Trzy stygmaty Palmera Eldritcha
Philip K. Dick
Tytuł oryginału: The Three Stigmata of Palmer Eldritch
Tłumaczenie: Zbigniew Królicki
Wydawnictwo: Dom Wydawniczy REBIS
Liczba stron: 294
Philip Kindred Dick. Czy są jeszcze ludzie, którym to nazwisko nie obiło się o uszy? Czy znajdą się tacy, którzy nie widzieli, albo choćby nie słyszeli o Łowcy androidów, czy Raporcie mniejszości? Dick, który początkowo nie cieszył się zbytnią przychylnością wydawców to obecnie pisarz wręcz legendarny. Uchodzi za jednego z czołowych oraz najbardziej rozpoznawanych amerykańskich twórców science fiction, chociaż wiele jego książek zahacza również o teologię, mistycyzm, eschatologię, czy filozofię. Życie Dicka było równie ciekawe i zbzikowane jak płodzone przez niego dzieła. Liczne eksperymenty z narkotykami oraz lekami znalazły wyraz także w jego twórczości. Znane są również objawienia, których doznawał amerykański literat. W 1974 roku Dick spotkał kobietę z naszyjnikiem zwieńczonym wisiorkiem w kształcie ryb. Promień słoneczny odbity od ozdoby trafił pisarza w głowę wywołując u niego halucynacje. Dick znalazł się w starożytnym Rzymie, w czasie prześladowania pierwszych chrześcijan. Przez kilkanaście godzin amerykański artysta naprzemiennie egzystował w dwóch rzeczywistościach, a jego umysł nawiedzały liczne wizje. W jednej z nich ujrzał swojego syna cierpiącego z powodu choroby. Pisarz bezzwłocznie zawiózł swojego potomka do szpitala, gdzie okazało się, że młody Chris ma nie wykryte dotąd kłopoty z przepukliną, które wkrótce mogły doprowadzić nawet do jego śmierci. Wszystkie te doświadczenia związane z różowym promieniem, który poszerzył także percepcję Dicka, pisarz wspomina w powieści Valis. Równie interesująca jest historia z 1963 roku, kiedy to Amerykanin w trakcie spaceru w okolicach wynajętej chaty, zaadoptowanej na literacką pracownię ujrzał na nieboskłonie twarz. Wg późniejszych wspomnień autora, twarz była olbrzymia, zapełniała ćwierć nieba. Miała puste szczeliny oczu, była metalowa i okrutna i, co najgorsze, był to Bóg. Pojechałem do mojego kościoła i rozmawiałem z księdzem. Doszedł do wniosku, że miałem widzenie Szatana. Być może to właśnie ta gęba stała się asumptem do napisania książki Trzy stygmaty Palmera Eldritcha, którą Dick ukończył w 1964 roku.

Adnotacje ramek elementów
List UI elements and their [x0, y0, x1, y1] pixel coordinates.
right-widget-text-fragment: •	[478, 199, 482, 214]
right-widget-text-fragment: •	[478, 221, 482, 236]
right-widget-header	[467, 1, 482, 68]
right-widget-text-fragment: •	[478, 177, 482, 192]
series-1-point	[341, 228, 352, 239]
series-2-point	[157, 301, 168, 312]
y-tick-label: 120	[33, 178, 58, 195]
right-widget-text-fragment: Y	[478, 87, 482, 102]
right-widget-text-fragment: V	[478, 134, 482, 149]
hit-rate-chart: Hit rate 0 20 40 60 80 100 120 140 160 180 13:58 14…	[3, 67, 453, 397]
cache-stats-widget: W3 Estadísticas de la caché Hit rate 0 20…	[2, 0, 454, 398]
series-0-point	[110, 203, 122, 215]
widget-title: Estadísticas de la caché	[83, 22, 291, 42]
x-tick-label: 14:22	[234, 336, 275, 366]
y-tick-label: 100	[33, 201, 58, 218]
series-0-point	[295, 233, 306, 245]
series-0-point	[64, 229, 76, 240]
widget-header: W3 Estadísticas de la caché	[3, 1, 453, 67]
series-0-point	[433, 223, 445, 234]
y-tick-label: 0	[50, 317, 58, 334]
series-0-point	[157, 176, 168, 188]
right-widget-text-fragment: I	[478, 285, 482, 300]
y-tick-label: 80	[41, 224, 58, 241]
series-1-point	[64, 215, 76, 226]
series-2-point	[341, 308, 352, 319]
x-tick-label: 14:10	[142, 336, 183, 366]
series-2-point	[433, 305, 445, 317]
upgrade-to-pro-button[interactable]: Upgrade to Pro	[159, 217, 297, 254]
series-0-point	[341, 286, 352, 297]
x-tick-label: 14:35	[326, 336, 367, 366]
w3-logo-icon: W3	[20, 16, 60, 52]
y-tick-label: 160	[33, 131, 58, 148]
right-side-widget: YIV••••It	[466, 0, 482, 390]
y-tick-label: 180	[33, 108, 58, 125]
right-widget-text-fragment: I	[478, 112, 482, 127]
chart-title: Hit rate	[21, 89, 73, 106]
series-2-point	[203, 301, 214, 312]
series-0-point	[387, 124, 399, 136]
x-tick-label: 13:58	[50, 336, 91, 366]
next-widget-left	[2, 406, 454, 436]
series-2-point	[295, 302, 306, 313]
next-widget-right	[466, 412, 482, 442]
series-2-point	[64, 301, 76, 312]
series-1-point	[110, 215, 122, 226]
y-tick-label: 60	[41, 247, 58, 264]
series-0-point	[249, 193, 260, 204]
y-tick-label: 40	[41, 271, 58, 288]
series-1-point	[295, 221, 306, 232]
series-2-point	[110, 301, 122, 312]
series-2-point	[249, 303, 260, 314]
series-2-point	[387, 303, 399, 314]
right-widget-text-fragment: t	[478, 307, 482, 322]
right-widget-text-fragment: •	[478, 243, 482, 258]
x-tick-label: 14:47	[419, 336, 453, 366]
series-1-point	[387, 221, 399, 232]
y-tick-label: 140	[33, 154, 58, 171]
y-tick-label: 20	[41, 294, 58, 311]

§ **Polecenie 1**: W którym roku, zgodnie z tekstem źródłowym, Dick ukończył powieść Trzy stygmaty Palmera Eldritcha?
§ **Polecenie 2**: Proszę przepisać bez zmian fragment wpisów od ich początku aż do wiersza zawierającego „hit-rate-chart: Hit rate”, łącznie z tym wierszem.

§ **Odpowiedź 1**: W 1964 roku.

§ **Odpowiedź 2**:
List UI elements and their [x0, y0, x1, y1] pixel coordinates.
right-widget-text-fragment: •	[478, 199, 482, 214]
right-widget-text-fragment: •	[478, 221, 482, 236]
right-widget-header	[467, 1, 482, 68]
right-widget-text-fragment: •	[478, 177, 482, 192]
series-1-point	[341, 228, 352, 239]
series-2-point	[157, 301, 168, 312]
y-tick-label: 120	[33, 178, 58, 195]
right-widget-text-fragment: Y	[478, 87, 482, 102]
right-widget-text-fragment: V	[478, 134, 482, 149]
hit-rate-chart: Hit rate 0 20 40 60 80 100 120 140 160 180 13:58 14…	[3, 67, 453, 397]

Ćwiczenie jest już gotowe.